**Description of the task:**
Repeat the full listing below verbatim and keep the images out.

**Data records:**
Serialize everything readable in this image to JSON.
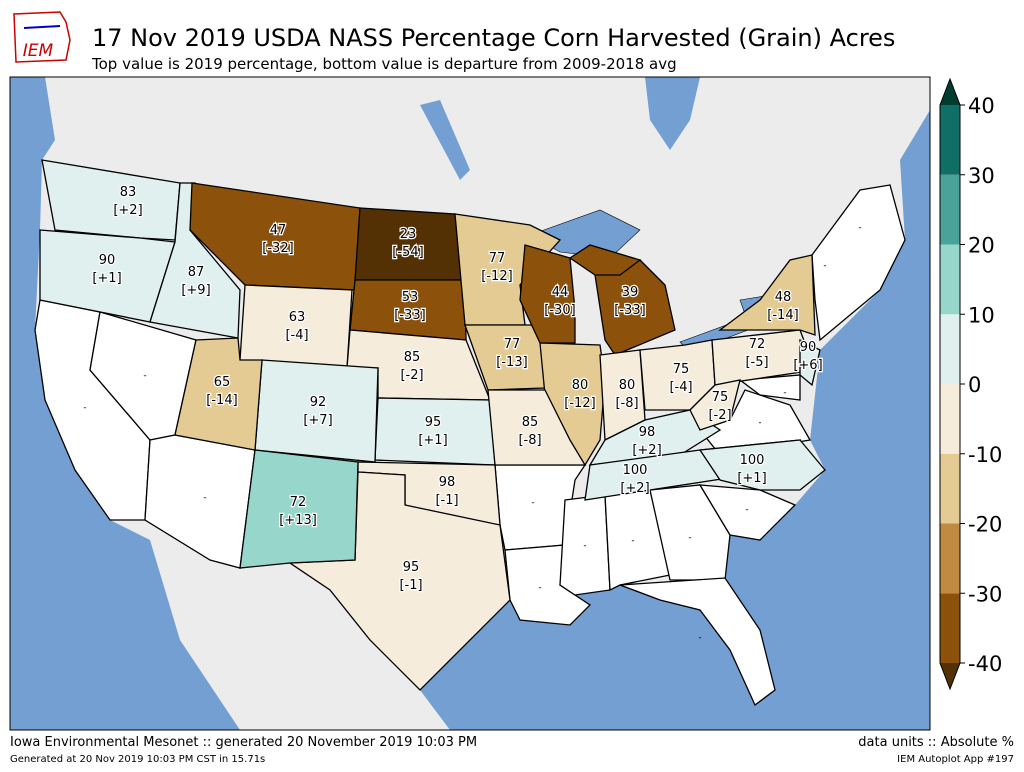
{
  "header": {
    "logo_text": "IEM",
    "title": "17 Nov 2019 USDA NASS Percentage Corn Harvested (Grain) Acres",
    "subtitle": "Top value is 2019 percentage, bottom value is departure from 2009-2018 avg"
  },
  "states": [
    {
      "value": 83,
      "departure": 2,
      "departure_label": "[+2]"
    },
    {
      "value": 90,
      "departure": 1,
      "departure_label": "[+1]"
    },
    {
      "value": 87,
      "departure": 9,
      "departure_label": "[+9]"
    },
    {
      "value": 47,
      "departure": -32,
      "departure_label": "[-32]"
    },
    {
      "value": 23,
      "departure": -54,
      "departure_label": "[-54]"
    },
    {
      "value": 53,
      "departure": -33,
      "departure_label": "[-33]"
    },
    {
      "value": 63,
      "departure": -4,
      "departure_label": "[-4]"
    },
    {
      "value": 85,
      "departure": -2,
      "departure_label": "[-2]"
    },
    {
      "value": 77,
      "departure": -12,
      "departure_label": "[-12]"
    },
    {
      "value": 77,
      "departure": -13,
      "departure_label": "[-13]"
    },
    {
      "value": 44,
      "departure": -30,
      "departure_label": "[-30]"
    },
    {
      "value": 39,
      "departure": -33,
      "departure_label": "[-33]"
    },
    {
      "value": 80,
      "departure": -12,
      "departure_label": "[-12]"
    },
    {
      "value": 80,
      "departure": -8,
      "departure_label": "[-8]"
    },
    {
      "value": 75,
      "departure": -4,
      "departure_label": "[-4]"
    },
    {
      "value": 98,
      "departure": 2,
      "departure_label": "[+2]"
    },
    {
      "value": 100,
      "departure": 2,
      "departure_label": "[+2]"
    },
    {
      "value": 100,
      "departure": 1,
      "departure_label": "[+1]"
    },
    {
      "value": 72,
      "departure": -5,
      "departure_label": "[-5]"
    },
    {
      "value": 48,
      "departure": -14,
      "departure_label": "[-14]"
    },
    {
      "value": 75,
      "departure": -2,
      "departure_label": "[-2]"
    },
    {
      "value": 90,
      "departure": 6,
      "departure_label": "[+6]"
    },
    {
      "value": 95,
      "departure": 1,
      "departure_label": "[+1]"
    },
    {
      "value": 85,
      "departure": -8,
      "departure_label": "[-8]"
    },
    {
      "value": 98,
      "departure": -1,
      "departure_label": "[-1]"
    },
    {
      "value": 95,
      "departure": -1,
      "departure_label": "[-1]"
    },
    {
      "value": 92,
      "departure": 7,
      "departure_label": "[+7]"
    },
    {
      "value": 65,
      "departure": -14,
      "departure_label": "[-14]"
    },
    {
      "value": 72,
      "departure": 13,
      "departure_label": "[+13]"
    }
  ],
  "no_data_label": "-",
  "colorbar": {
    "bounds": [
      -40,
      -30,
      -20,
      -10,
      0,
      10,
      20,
      30,
      40
    ],
    "colors": [
      "#8c510a",
      "#c08a43",
      "#e4cb93",
      "#f5ecdc",
      "#dff0ee",
      "#97d7cb",
      "#4aa399",
      "#0f6e65"
    ],
    "under_color": "#543005",
    "over_color": "#003c30",
    "ticks": [
      -40,
      -30,
      -20,
      -10,
      0,
      10,
      20,
      30,
      40
    ]
  },
  "footer": {
    "left": "Iowa Environmental Mesonet :: generated 20 November 2019 10:03 PM",
    "right": "data units :: Absolute %",
    "left_small": "Generated at 20 Nov 2019 10:03 PM CST in 15.71s",
    "right_small": "IEM Autoplot App #197"
  }
}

**Complete answer:**
Serialize everything readable in this image to JSON.
{
  "header": {
    "logo_text": "IEM",
    "title": "17 Nov 2019 USDA NASS Percentage Corn Harvested (Grain) Acres",
    "subtitle": "Top value is 2019 percentage, bottom value is departure from 2009-2018 avg"
  },
  "states": [
    {
      "value": 83,
      "departure": 2,
      "departure_label": "[+2]"
    },
    {
      "value": 90,
      "departure": 1,
      "departure_label": "[+1]"
    },
    {
      "value": 87,
      "departure": 9,
      "departure_label": "[+9]"
    },
    {
      "value": 47,
      "departure": -32,
      "departure_label": "[-32]"
    },
    {
      "value": 23,
      "departure": -54,
      "departure_label": "[-54]"
    },
    {
      "value": 53,
      "departure": -33,
      "departure_label": "[-33]"
    },
    {
      "value": 63,
      "departure": -4,
      "departure_label": "[-4]"
    },
    {
      "value": 85,
      "departure": -2,
      "departure_label": "[-2]"
    },
    {
      "value": 77,
      "departure": -12,
      "departure_label": "[-12]"
    },
    {
      "value": 77,
      "departure": -13,
      "departure_label": "[-13]"
    },
    {
      "value": 44,
      "departure": -30,
      "departure_label": "[-30]"
    },
    {
      "value": 39,
      "departure": -33,
      "departure_label": "[-33]"
    },
    {
      "value": 80,
      "departure": -12,
      "departure_label": "[-12]"
    },
    {
      "value": 80,
      "departure": -8,
      "departure_label": "[-8]"
    },
    {
      "value": 75,
      "departure": -4,
      "departure_label": "[-4]"
    },
    {
      "value": 98,
      "departure": 2,
      "departure_label": "[+2]"
    },
    {
      "value": 100,
      "departure": 2,
      "departure_label": "[+2]"
    },
    {
      "value": 100,
      "departure": 1,
      "departure_label": "[+1]"
    },
    {
      "value": 72,
      "departure": -5,
      "departure_label": "[-5]"
    },
    {
      "value": 48,
      "departure": -14,
      "departure_label": "[-14]"
    },
    {
      "value": 75,
      "departure": -2,
      "departure_label": "[-2]"
    },
    {
      "value": 90,
      "departure": 6,
      "departure_label": "[+6]"
    },
    {
      "value": 95,
      "departure": 1,
      "departure_label": "[+1]"
    },
    {
      "value": 85,
      "departure": -8,
      "departure_label": "[-8]"
    },
    {
      "value": 98,
      "departure": -1,
      "departure_label": "[-1]"
    },
    {
      "value": 95,
      "departure": -1,
      "departure_label": "[-1]"
    },
    {
      "value": 92,
      "departure": 7,
      "departure_label": "[+7]"
    },
    {
      "value": 65,
      "departure": -14,
      "departure_label": "[-14]"
    },
    {
      "value": 72,
      "departure": 13,
      "departure_label": "[+13]"
    }
  ],
  "no_data_label": "-",
  "colorbar": {
    "bounds": [
      -40,
      -30,
      -20,
      -10,
      0,
      10,
      20,
      30,
      40
    ],
    "colors": [
      "#8c510a",
      "#c08a43",
      "#e4cb93",
      "#f5ecdc",
      "#dff0ee",
      "#97d7cb",
      "#4aa399",
      "#0f6e65"
    ],
    "under_color": "#543005",
    "over_color": "#003c30",
    "ticks": [
      -40,
      -30,
      -20,
      -10,
      0,
      10,
      20,
      30,
      40
    ]
  },
  "footer": {
    "left": "Iowa Environmental Mesonet :: generated 20 November 2019 10:03 PM",
    "right": "data units :: Absolute %",
    "left_small": "Generated at 20 Nov 2019 10:03 PM CST in 15.71s",
    "right_small": "IEM Autoplot App #197"
  }
}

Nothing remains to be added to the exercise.